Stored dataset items
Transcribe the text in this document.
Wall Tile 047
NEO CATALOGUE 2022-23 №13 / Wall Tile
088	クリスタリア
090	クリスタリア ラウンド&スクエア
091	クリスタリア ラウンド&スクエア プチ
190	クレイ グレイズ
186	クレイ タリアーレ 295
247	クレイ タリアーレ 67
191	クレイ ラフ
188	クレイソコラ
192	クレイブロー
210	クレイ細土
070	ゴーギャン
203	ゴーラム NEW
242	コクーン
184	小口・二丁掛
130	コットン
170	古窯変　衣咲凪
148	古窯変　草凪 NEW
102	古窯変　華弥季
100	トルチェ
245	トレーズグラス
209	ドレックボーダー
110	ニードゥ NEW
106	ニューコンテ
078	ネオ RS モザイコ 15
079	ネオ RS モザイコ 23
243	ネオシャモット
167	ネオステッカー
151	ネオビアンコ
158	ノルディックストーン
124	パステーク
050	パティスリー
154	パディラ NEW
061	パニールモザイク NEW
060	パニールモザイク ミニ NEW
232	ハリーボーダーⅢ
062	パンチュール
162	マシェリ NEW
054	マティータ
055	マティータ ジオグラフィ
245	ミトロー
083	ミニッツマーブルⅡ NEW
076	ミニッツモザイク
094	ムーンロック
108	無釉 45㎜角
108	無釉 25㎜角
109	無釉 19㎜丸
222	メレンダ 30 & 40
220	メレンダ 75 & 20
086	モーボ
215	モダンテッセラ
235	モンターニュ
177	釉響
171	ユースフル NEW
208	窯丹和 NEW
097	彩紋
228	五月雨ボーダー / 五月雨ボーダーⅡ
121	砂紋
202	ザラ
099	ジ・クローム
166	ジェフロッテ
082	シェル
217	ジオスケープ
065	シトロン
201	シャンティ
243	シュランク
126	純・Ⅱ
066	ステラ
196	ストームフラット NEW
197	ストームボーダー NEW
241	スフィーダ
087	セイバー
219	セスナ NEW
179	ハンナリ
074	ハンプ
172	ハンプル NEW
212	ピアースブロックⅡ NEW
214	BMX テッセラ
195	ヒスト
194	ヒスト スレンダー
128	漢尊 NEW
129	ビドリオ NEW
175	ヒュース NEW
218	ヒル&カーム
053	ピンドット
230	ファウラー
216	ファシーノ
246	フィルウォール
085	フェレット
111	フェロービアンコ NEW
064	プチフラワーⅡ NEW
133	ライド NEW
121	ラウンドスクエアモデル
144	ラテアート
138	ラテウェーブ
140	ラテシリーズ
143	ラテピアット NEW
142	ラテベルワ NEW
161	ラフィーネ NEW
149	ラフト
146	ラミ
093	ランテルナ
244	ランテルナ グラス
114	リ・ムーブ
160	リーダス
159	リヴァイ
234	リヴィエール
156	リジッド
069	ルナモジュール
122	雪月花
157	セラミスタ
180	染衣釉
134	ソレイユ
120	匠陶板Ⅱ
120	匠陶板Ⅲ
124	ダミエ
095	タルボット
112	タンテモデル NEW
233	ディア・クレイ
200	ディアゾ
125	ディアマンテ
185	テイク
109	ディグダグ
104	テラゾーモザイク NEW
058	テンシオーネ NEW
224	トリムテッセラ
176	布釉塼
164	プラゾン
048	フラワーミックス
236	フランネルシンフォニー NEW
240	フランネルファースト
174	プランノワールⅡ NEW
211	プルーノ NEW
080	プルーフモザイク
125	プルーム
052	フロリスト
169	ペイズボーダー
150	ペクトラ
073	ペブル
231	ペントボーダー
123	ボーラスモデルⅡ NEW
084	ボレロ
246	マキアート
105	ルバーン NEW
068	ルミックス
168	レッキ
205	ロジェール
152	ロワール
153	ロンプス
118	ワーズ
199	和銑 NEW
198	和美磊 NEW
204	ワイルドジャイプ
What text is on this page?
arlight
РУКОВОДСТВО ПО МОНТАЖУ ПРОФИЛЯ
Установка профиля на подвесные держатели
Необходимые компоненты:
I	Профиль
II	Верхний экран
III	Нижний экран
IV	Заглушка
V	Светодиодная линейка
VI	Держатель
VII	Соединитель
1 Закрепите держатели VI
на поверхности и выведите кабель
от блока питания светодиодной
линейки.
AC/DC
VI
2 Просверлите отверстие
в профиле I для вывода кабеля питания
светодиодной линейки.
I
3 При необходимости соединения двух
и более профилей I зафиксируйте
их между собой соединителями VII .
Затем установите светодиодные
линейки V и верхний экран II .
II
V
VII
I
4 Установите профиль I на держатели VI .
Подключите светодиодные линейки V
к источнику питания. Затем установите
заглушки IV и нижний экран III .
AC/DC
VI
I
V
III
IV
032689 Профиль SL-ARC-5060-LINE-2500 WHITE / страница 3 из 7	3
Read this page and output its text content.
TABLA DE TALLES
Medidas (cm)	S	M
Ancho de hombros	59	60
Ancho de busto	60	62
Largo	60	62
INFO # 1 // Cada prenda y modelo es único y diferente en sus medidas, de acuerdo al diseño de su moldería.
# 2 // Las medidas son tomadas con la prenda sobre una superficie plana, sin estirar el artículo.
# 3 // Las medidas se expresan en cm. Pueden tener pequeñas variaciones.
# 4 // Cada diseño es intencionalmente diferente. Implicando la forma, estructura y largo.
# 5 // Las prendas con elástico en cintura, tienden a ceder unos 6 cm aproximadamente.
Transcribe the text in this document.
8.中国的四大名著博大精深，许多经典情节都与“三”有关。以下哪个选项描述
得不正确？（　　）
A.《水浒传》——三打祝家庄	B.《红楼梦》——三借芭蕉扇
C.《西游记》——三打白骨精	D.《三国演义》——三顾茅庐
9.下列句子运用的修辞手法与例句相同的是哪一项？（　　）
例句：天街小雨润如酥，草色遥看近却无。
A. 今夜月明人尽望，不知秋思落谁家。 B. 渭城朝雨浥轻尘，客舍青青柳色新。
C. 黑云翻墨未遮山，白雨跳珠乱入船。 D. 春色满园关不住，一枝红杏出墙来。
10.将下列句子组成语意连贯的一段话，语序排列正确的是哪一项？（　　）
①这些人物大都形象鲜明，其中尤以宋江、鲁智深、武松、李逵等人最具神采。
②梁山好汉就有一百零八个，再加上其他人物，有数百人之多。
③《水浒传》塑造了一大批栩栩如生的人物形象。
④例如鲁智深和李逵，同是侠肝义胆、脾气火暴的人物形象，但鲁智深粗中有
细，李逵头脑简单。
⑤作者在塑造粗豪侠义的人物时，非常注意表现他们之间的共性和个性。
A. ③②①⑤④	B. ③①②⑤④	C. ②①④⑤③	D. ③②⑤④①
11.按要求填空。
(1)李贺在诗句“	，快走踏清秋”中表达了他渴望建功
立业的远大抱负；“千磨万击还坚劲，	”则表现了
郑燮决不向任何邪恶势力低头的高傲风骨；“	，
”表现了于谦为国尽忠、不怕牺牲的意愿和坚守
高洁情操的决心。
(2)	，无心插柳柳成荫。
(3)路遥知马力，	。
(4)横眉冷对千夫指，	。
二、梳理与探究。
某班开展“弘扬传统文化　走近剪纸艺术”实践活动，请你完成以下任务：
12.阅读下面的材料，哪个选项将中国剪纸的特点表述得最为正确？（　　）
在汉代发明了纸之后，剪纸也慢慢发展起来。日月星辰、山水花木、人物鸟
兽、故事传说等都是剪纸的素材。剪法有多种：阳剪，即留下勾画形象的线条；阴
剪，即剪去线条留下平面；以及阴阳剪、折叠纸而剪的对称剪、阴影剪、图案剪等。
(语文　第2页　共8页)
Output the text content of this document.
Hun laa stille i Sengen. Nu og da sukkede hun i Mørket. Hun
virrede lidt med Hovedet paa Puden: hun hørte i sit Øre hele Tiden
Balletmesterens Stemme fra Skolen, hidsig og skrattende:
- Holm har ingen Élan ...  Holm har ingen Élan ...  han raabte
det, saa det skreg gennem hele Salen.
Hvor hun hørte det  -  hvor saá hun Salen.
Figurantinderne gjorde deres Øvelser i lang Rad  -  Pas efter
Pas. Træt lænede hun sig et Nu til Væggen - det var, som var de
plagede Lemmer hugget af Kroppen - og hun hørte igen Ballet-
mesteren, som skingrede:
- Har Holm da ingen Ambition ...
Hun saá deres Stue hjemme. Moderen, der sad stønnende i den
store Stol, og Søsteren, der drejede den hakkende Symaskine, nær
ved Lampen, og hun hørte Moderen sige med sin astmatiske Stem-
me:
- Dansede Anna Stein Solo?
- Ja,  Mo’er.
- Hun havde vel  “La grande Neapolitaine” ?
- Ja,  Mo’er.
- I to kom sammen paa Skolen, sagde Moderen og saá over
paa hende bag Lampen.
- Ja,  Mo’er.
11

What the task requires: Of the lines in the material, how many include "светодиодной"? Respond with the number alone.

Answer to this task: 2